### Work to do
Transcribe every entry below word for word, but skip the pictures.

======== Dataset records

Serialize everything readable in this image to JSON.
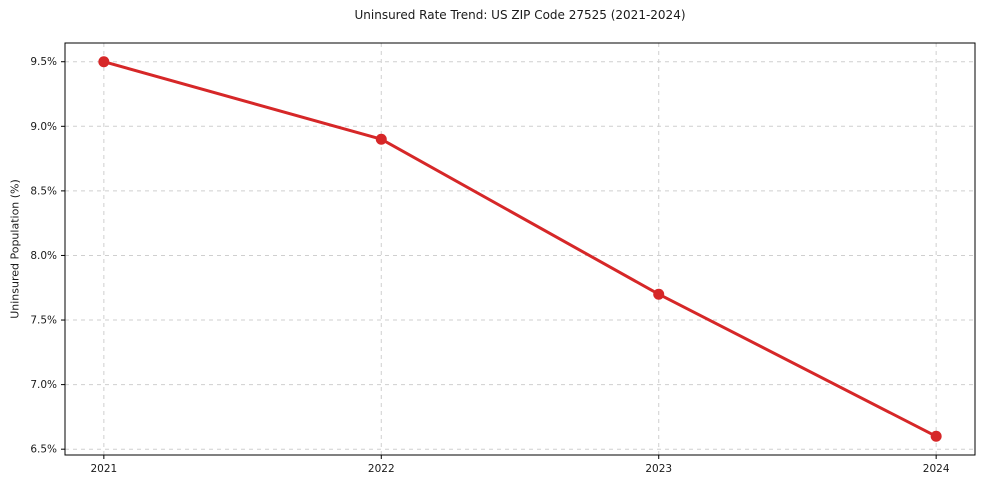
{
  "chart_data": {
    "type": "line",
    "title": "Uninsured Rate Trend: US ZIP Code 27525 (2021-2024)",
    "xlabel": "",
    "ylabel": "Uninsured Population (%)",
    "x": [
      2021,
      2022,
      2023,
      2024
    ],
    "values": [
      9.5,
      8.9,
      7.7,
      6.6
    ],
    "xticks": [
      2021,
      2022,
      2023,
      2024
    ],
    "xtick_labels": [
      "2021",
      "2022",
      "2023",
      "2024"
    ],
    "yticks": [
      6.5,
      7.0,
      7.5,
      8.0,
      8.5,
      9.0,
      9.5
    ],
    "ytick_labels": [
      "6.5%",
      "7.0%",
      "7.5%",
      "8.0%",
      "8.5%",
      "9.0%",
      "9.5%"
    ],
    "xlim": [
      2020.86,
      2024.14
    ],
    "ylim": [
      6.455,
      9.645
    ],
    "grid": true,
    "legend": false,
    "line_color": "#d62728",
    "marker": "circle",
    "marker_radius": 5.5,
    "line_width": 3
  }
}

================

### Completed task
Serialize everything readable in this image to JSON.
{
  "chart_data": {
    "type": "line",
    "title": "Uninsured Rate Trend: US ZIP Code 27525 (2021-2024)",
    "xlabel": "",
    "ylabel": "Uninsured Population (%)",
    "x": [
      2021,
      2022,
      2023,
      2024
    ],
    "values": [
      9.5,
      8.9,
      7.7,
      6.6
    ],
    "xticks": [
      2021,
      2022,
      2023,
      2024
    ],
    "xtick_labels": [
      "2021",
      "2022",
      "2023",
      "2024"
    ],
    "yticks": [
      6.5,
      7.0,
      7.5,
      8.0,
      8.5,
      9.0,
      9.5
    ],
    "ytick_labels": [
      "6.5%",
      "7.0%",
      "7.5%",
      "8.0%",
      "8.5%",
      "9.0%",
      "9.5%"
    ],
    "xlim": [
      2020.86,
      2024.14
    ],
    "ylim": [
      6.455,
      9.645
    ],
    "grid": true,
    "legend": false,
    "line_color": "#d62728",
    "marker": "circle",
    "marker_radius": 5.5,
    "line_width": 3
  }
}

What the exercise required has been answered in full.